- _Directions for this task_: Extract each line of the data and write it out again exactly.
━━━━━━━━━━━━━━━━━━━━
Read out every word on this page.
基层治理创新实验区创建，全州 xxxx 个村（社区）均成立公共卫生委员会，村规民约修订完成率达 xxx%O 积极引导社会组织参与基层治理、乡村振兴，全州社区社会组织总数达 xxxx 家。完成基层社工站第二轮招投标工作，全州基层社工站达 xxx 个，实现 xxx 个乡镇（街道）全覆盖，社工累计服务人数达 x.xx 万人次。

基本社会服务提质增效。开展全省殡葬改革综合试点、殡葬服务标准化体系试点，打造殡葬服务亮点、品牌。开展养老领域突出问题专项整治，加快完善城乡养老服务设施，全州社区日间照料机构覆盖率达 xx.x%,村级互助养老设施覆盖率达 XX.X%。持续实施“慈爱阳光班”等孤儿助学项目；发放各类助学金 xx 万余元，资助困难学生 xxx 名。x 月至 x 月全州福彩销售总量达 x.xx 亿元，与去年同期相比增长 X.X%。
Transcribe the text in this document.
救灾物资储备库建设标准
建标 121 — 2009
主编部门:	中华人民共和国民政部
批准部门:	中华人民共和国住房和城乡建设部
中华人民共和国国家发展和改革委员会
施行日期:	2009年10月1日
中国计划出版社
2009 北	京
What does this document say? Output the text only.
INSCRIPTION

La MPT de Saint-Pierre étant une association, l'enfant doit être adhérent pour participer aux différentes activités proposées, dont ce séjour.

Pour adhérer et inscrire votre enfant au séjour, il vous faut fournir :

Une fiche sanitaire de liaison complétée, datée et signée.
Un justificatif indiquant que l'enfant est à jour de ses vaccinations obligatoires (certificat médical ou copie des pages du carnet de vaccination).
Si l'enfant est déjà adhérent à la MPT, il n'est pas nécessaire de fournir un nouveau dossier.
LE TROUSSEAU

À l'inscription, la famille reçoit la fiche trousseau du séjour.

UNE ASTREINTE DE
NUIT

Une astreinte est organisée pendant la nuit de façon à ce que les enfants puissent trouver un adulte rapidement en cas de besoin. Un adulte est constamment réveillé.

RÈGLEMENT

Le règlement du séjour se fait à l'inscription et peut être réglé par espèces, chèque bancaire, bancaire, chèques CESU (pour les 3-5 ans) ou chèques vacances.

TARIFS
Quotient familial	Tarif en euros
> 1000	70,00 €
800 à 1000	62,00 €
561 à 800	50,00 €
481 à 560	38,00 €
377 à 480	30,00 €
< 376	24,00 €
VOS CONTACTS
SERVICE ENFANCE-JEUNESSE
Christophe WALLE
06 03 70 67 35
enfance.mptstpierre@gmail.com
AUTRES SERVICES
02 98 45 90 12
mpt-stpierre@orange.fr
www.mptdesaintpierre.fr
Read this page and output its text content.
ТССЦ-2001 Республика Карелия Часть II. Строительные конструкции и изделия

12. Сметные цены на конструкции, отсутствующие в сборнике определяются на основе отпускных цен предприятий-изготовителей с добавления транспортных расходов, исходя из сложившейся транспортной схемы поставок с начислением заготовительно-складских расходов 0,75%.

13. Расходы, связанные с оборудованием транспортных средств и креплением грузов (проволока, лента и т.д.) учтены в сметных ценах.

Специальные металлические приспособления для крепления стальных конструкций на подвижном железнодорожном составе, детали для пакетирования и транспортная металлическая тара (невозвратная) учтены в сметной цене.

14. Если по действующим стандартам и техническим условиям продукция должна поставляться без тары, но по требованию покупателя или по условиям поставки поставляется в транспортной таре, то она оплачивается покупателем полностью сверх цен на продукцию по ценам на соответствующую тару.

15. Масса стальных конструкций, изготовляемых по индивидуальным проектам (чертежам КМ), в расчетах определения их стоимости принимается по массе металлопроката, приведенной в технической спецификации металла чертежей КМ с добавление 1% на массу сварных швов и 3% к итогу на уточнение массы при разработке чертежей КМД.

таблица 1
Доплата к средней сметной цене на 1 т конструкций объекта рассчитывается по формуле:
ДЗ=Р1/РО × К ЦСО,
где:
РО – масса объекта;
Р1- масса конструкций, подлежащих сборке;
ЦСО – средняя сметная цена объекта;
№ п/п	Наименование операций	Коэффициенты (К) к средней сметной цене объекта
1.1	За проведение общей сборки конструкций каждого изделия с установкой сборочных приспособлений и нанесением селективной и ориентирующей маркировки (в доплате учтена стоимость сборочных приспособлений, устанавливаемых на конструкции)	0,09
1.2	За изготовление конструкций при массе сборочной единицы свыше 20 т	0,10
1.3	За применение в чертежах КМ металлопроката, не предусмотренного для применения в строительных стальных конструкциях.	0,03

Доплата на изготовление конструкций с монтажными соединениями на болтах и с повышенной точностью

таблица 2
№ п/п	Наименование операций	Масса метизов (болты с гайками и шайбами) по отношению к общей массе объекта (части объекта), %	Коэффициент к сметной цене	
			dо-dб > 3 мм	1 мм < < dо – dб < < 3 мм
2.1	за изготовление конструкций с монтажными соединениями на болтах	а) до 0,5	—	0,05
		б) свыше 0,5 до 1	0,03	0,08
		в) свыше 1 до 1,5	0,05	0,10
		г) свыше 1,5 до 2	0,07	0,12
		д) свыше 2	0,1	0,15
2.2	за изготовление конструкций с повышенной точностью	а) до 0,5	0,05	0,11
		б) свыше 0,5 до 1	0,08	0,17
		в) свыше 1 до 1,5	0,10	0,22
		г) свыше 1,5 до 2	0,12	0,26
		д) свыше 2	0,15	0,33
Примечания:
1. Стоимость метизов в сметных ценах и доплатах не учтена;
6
━━━━━━━━━━━━━━━━━━━━
- _Worked answer_:
Read out every word on this page.
基层治理创新实验区创建，全州 xxxx 个村（社区）均成立公共卫生委员会，村规民约修订完成率达 xxx%O 积极引导社会组织参与基层治理、乡村振兴，全州社区社会组织总数达 xxxx 家。完成基层社工站第二轮招投标工作，全州基层社工站达 xxx 个，实现 xxx 个乡镇（街道）全覆盖，社工累计服务人数达 x.xx 万人次。

基本社会服务提质增效。开展全省殡葬改革综合试点、殡葬服务标准化体系试点，打造殡葬服务亮点、品牌。开展养老领域突出问题专项整治，加快完善城乡养老服务设施，全州社区日间照料机构覆盖率达 xx.x%,村级互助养老设施覆盖率达 XX.X%。持续实施“慈爱阳光班”等孤儿助学项目；发放各类助学金 xx 万余元，资助困难学生 xxx 名。x 月至 x 月全州福彩销售总量达 x.xx 亿元，与去年同期相比增长 X.X%。
Transcribe the text in this document.
救灾物资储备库建设标准
建标 121 — 2009
主编部门:	中华人民共和国民政部
批准部门:	中华人民共和国住房和城乡建设部
中华人民共和国国家发展和改革委员会
施行日期:	2009年10月1日
中国计划出版社
2009 北	京
What does this document say? Output the text only.
INSCRIPTION

La MPT de Saint-Pierre étant une association, l'enfant doit être adhérent pour participer aux différentes activités proposées, dont ce séjour.

Pour adhérer et inscrire votre enfant au séjour, il vous faut fournir :

Une fiche sanitaire de liaison complétée, datée et signée.
Un justificatif indiquant que l'enfant est à jour de ses vaccinations obligatoires (certificat médical ou copie des pages du carnet de vaccination).
Si l'enfant est déjà adhérent à la MPT, il n'est pas nécessaire de fournir un nouveau dossier.
LE TROUSSEAU

À l'inscription, la famille reçoit la fiche trousseau du séjour.

UNE ASTREINTE DE
NUIT

Une astreinte est organisée pendant la nuit de façon à ce que les enfants puissent trouver un adulte rapidement en cas de besoin. Un adulte est constamment réveillé.

RÈGLEMENT

Le règlement du séjour se fait à l'inscription et peut être réglé par espèces, chèque bancaire, bancaire, chèques CESU (pour les 3-5 ans) ou chèques vacances.

TARIFS
Quotient familial	Tarif en euros
> 1000	70,00 €
800 à 1000	62,00 €
561 à 800	50,00 €
481 à 560	38,00 €
377 à 480	30,00 €
< 376	24,00 €
VOS CONTACTS
SERVICE ENFANCE-JEUNESSE
Christophe WALLE
06 03 70 67 35
enfance.mptstpierre@gmail.com
AUTRES SERVICES
02 98 45 90 12
mpt-stpierre@orange.fr
www.mptdesaintpierre.fr
Read this page and output its text content.
ТССЦ-2001 Республика Карелия Часть II. Строительные конструкции и изделия

12. Сметные цены на конструкции, отсутствующие в сборнике определяются на основе отпускных цен предприятий-изготовителей с добавления транспортных расходов, исходя из сложившейся транспортной схемы поставок с начислением заготовительно-складских расходов 0,75%.

13. Расходы, связанные с оборудованием транспортных средств и креплением грузов (проволока, лента и т.д.) учтены в сметных ценах.

Специальные металлические приспособления для крепления стальных конструкций на подвижном железнодорожном составе, детали для пакетирования и транспортная металлическая тара (невозвратная) учтены в сметной цене.

14. Если по действующим стандартам и техническим условиям продукция должна поставляться без тары, но по требованию покупателя или по условиям поставки поставляется в транспортной таре, то она оплачивается покупателем полностью сверх цен на продукцию по ценам на соответствующую тару.

15. Масса стальных конструкций, изготовляемых по индивидуальным проектам (чертежам КМ), в расчетах определения их стоимости принимается по массе металлопроката, приведенной в технической спецификации металла чертежей КМ с добавление 1% на массу сварных швов и 3% к итогу на уточнение массы при разработке чертежей КМД.

таблица 1
Доплата к средней сметной цене на 1 т конструкций объекта рассчитывается по формуле:
ДЗ=Р1/РО × К ЦСО,
где:
РО – масса объекта;
Р1- масса конструкций, подлежащих сборке;
ЦСО – средняя сметная цена объекта;
№ п/п	Наименование операций	Коэффициенты (К) к средней сметной цене объекта
1.1	За проведение общей сборки конструкций каждого изделия с установкой сборочных приспособлений и нанесением селективной и ориентирующей маркировки (в доплате учтена стоимость сборочных приспособлений, устанавливаемых на конструкции)	0,09
1.2	За изготовление конструкций при массе сборочной единицы свыше 20 т	0,10
1.3	За применение в чертежах КМ металлопроката, не предусмотренного для применения в строительных стальных конструкциях.	0,03

Доплата на изготовление конструкций с монтажными соединениями на болтах и с повышенной точностью

таблица 2
№ п/п	Наименование операций	Масса метизов (болты с гайками и шайбами) по отношению к общей массе объекта (части объекта), %	Коэффициент к сметной цене	
			dо-dб > 3 мм	1 мм < < dо – dб < < 3 мм
2.1	за изготовление конструкций с монтажными соединениями на болтах	а) до 0,5	—	0,05
		б) свыше 0,5 до 1	0,03	0,08
		в) свыше 1 до 1,5	0,05	0,10
		г) свыше 1,5 до 2	0,07	0,12
		д) свыше 2	0,1	0,15
2.2	за изготовление конструкций с повышенной точностью	а) до 0,5	0,05	0,11
		б) свыше 0,5 до 1	0,08	0,17
		в) свыше 1 до 1,5	0,10	0,22
		г) свыше 1,5 до 2	0,12	0,26
		д) свыше 2	0,15	0,33
Примечания:
1. Стоимость метизов в сметных ценах и доплатах не учтена;
6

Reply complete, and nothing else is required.